------ Data provided

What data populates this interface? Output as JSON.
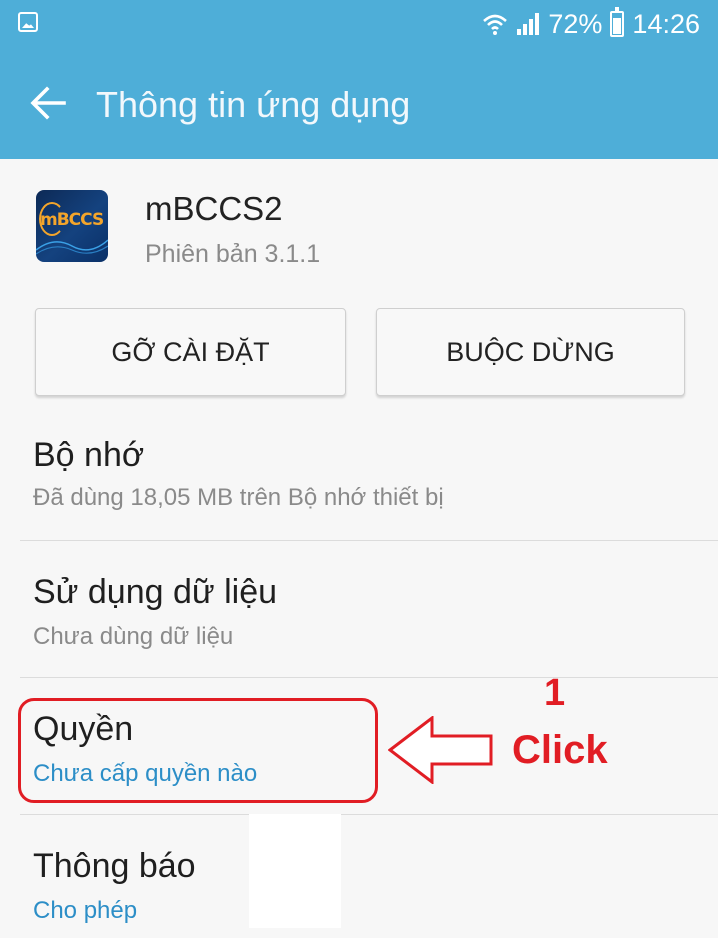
{
  "status_bar": {
    "battery": "72%",
    "time": "14:26",
    "icons": [
      "gallery-icon",
      "wifi-icon",
      "signal-icon",
      "battery-icon"
    ]
  },
  "app_bar": {
    "title": "Thông tin ứng dụng",
    "back_icon": "back-arrow-icon"
  },
  "app": {
    "name": "mBCCS2",
    "version": "Phiên bản 3.1.1",
    "icon_text": "mBCCS"
  },
  "buttons": {
    "uninstall": "GỠ CÀI ĐẶT",
    "force_stop": "BUỘC DỪNG"
  },
  "sections": {
    "storage": {
      "title": "Bộ nhớ",
      "subtitle": "Đã dùng 18,05 MB trên Bộ nhớ thiết bị"
    },
    "data_usage": {
      "title": "Sử dụng dữ liệu",
      "subtitle": "Chưa dùng dữ liệu"
    },
    "permissions": {
      "title": "Quyền",
      "subtitle": "Chưa cấp quyền nào"
    },
    "notifications": {
      "title": "Thông báo",
      "subtitle": "Cho phép"
    }
  },
  "annotation": {
    "number": "1",
    "label": "Click"
  },
  "colors": {
    "app_bar": "#4eaed8",
    "link": "#2c8ec7",
    "annotation": "#e11d24",
    "background": "#f7f7f7"
  }
}
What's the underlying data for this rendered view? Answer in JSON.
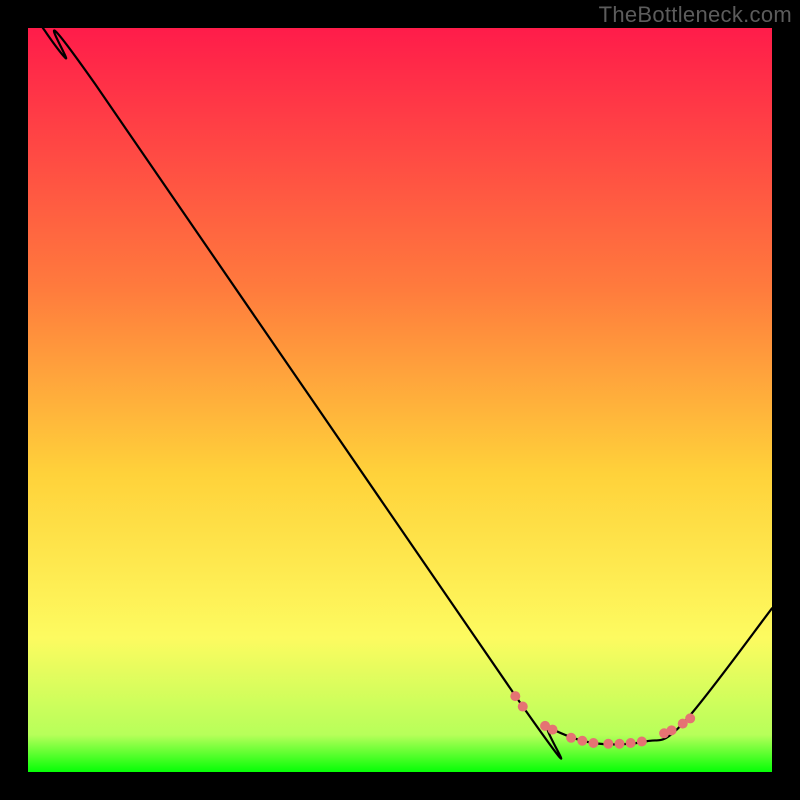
{
  "watermark": "TheBottleneck.com",
  "chart_data": {
    "type": "line",
    "title": "",
    "xlabel": "",
    "ylabel": "",
    "xlim": [
      0,
      100
    ],
    "ylim": [
      0,
      100
    ],
    "grid": false,
    "legend": false,
    "gradient_stops": [
      {
        "offset": 0,
        "color": "#ff1c4a"
      },
      {
        "offset": 35,
        "color": "#ff7b3d"
      },
      {
        "offset": 60,
        "color": "#ffd23a"
      },
      {
        "offset": 82,
        "color": "#fdfb60"
      },
      {
        "offset": 95,
        "color": "#b7ff5a"
      },
      {
        "offset": 100,
        "color": "#06ff06"
      }
    ],
    "series": [
      {
        "name": "bottleneck-curve",
        "color": "#000000",
        "x": [
          2,
          5,
          9,
          66.5,
          70,
          76,
          83,
          88,
          100
        ],
        "y": [
          100,
          96,
          92.5,
          8.8,
          6,
          3.9,
          4.1,
          6.5,
          22
        ]
      }
    ],
    "markers": {
      "name": "highlight-dots",
      "color": "#e57373",
      "points": [
        {
          "x": 65.5,
          "y": 10.2
        },
        {
          "x": 66.5,
          "y": 8.8
        },
        {
          "x": 69.5,
          "y": 6.2
        },
        {
          "x": 70.5,
          "y": 5.7
        },
        {
          "x": 73.0,
          "y": 4.6
        },
        {
          "x": 74.5,
          "y": 4.2
        },
        {
          "x": 76.0,
          "y": 3.9
        },
        {
          "x": 78.0,
          "y": 3.8
        },
        {
          "x": 79.5,
          "y": 3.8
        },
        {
          "x": 81.0,
          "y": 3.9
        },
        {
          "x": 82.5,
          "y": 4.1
        },
        {
          "x": 85.5,
          "y": 5.2
        },
        {
          "x": 86.5,
          "y": 5.6
        },
        {
          "x": 88.0,
          "y": 6.5
        },
        {
          "x": 89.0,
          "y": 7.2
        }
      ]
    }
  }
}
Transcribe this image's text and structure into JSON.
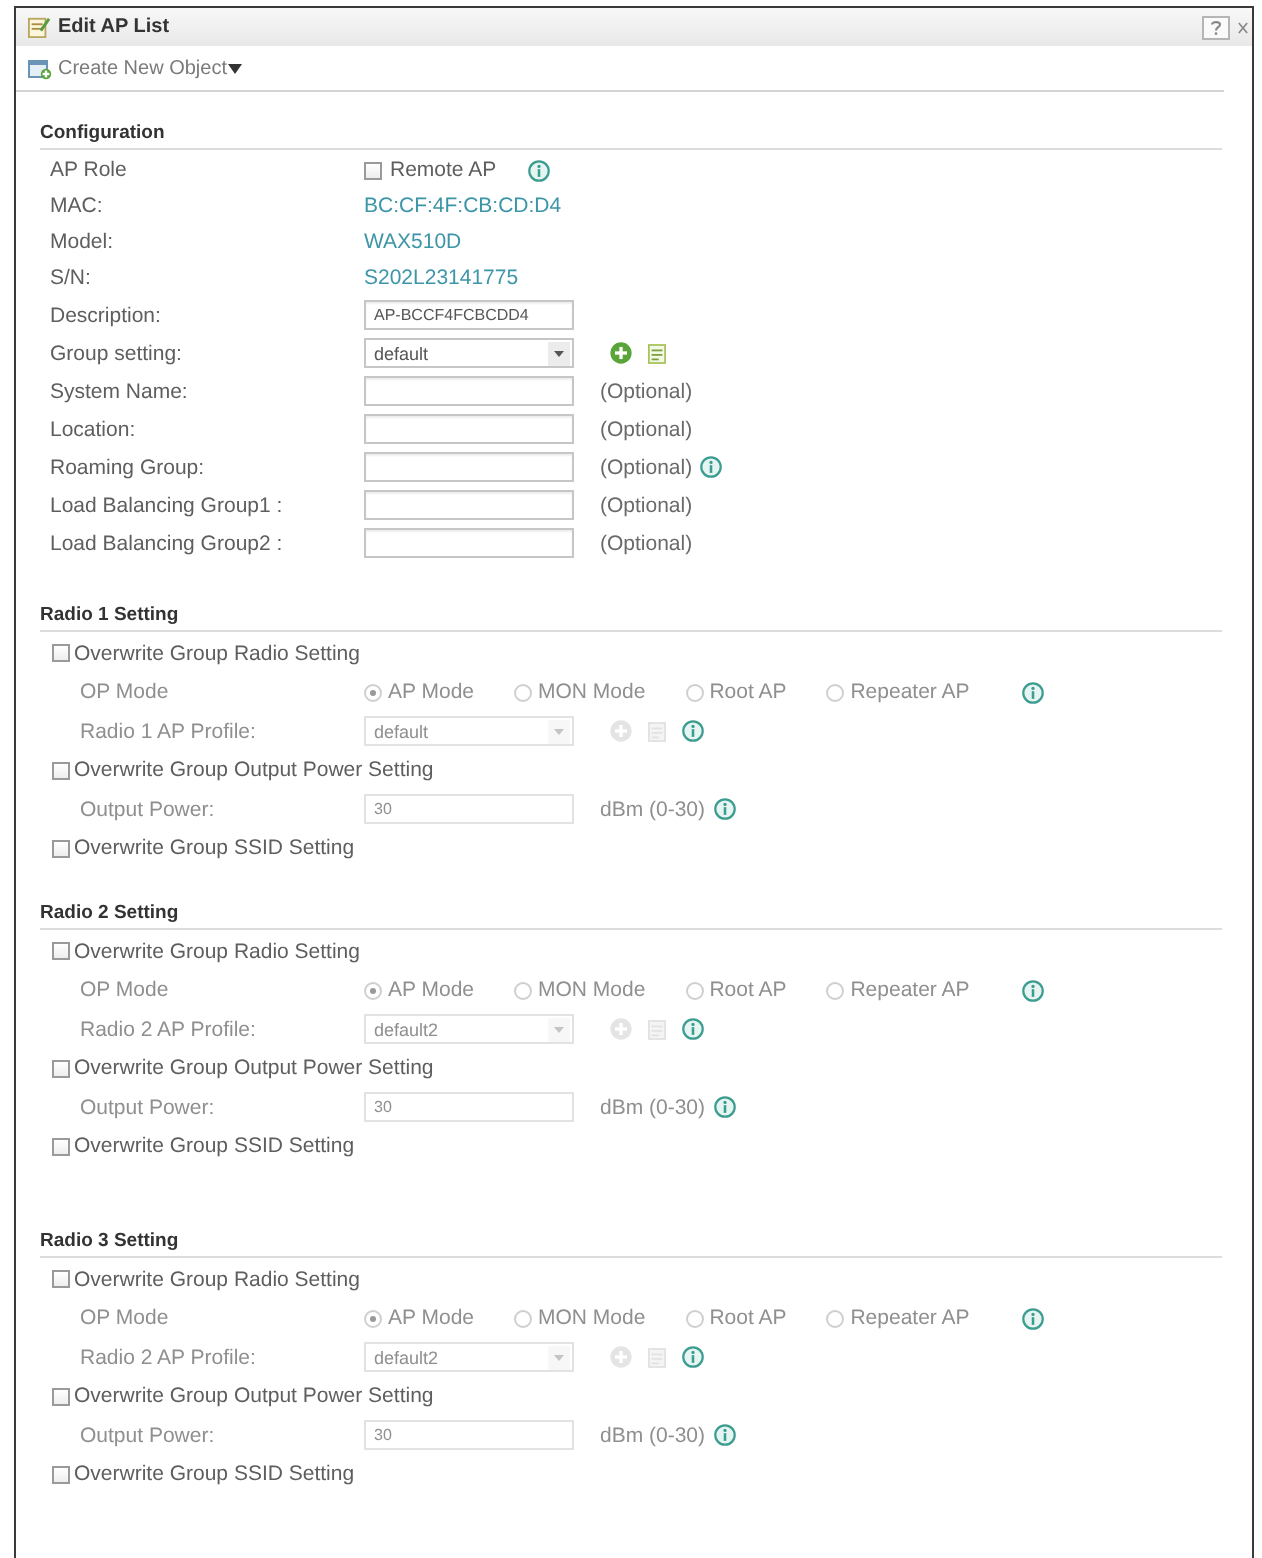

------------

▶ What to work on
Leave out every picture and copy verbatim the lines running from the line containing "What's the underlying" through the final line of the data.

▶ Output for this task
What's the underlying data for this rendered view? Answer in JSON.
{
  "watermark": "TheBottleneck.com",
  "chart_data": {
    "type": "line",
    "title": "",
    "xlabel": "",
    "ylabel": "",
    "xlim": [
      0,
      100
    ],
    "ylim": [
      0,
      100
    ],
    "grid": false,
    "legend": false,
    "gradient_stops": [
      {
        "offset": 0,
        "color": "#ff1c4a"
      },
      {
        "offset": 35,
        "color": "#ff7b3d"
      },
      {
        "offset": 60,
        "color": "#ffd23a"
      },
      {
        "offset": 82,
        "color": "#fdfb60"
      },
      {
        "offset": 95,
        "color": "#b7ff5a"
      },
      {
        "offset": 100,
        "color": "#06ff06"
      }
    ],
    "series": [
      {
        "name": "bottleneck-curve",
        "color": "#000000",
        "x": [
          2,
          5,
          9,
          66.5,
          70,
          76,
          83,
          88,
          100
        ],
        "y": [
          100,
          96,
          92.5,
          8.8,
          6,
          3.9,
          4.1,
          6.5,
          22
        ]
      }
    ],
    "markers": {
      "name": "highlight-dots",
      "color": "#e57373",
      "points": [
        {
          "x": 65.5,
          "y": 10.2
        },
        {
          "x": 66.5,
          "y": 8.8
        },
        {
          "x": 69.5,
          "y": 6.2
        },
        {
          "x": 70.5,
          "y": 5.7
        },
        {
          "x": 73.0,
          "y": 4.6
        },
        {
          "x": 74.5,
          "y": 4.2
        },
        {
          "x": 76.0,
          "y": 3.9
        },
        {
          "x": 78.0,
          "y": 3.8
        },
        {
          "x": 79.5,
          "y": 3.8
        },
        {
          "x": 81.0,
          "y": 3.9
        },
        {
          "x": 82.5,
          "y": 4.1
        },
        {
          "x": 85.5,
          "y": 5.2
        },
        {
          "x": 86.5,
          "y": 5.6
        },
        {
          "x": 88.0,
          "y": 6.5
        },
        {
          "x": 89.0,
          "y": 7.2
        }
      ]
    }
  }
}
Transcribe this image's text and structure into JSON.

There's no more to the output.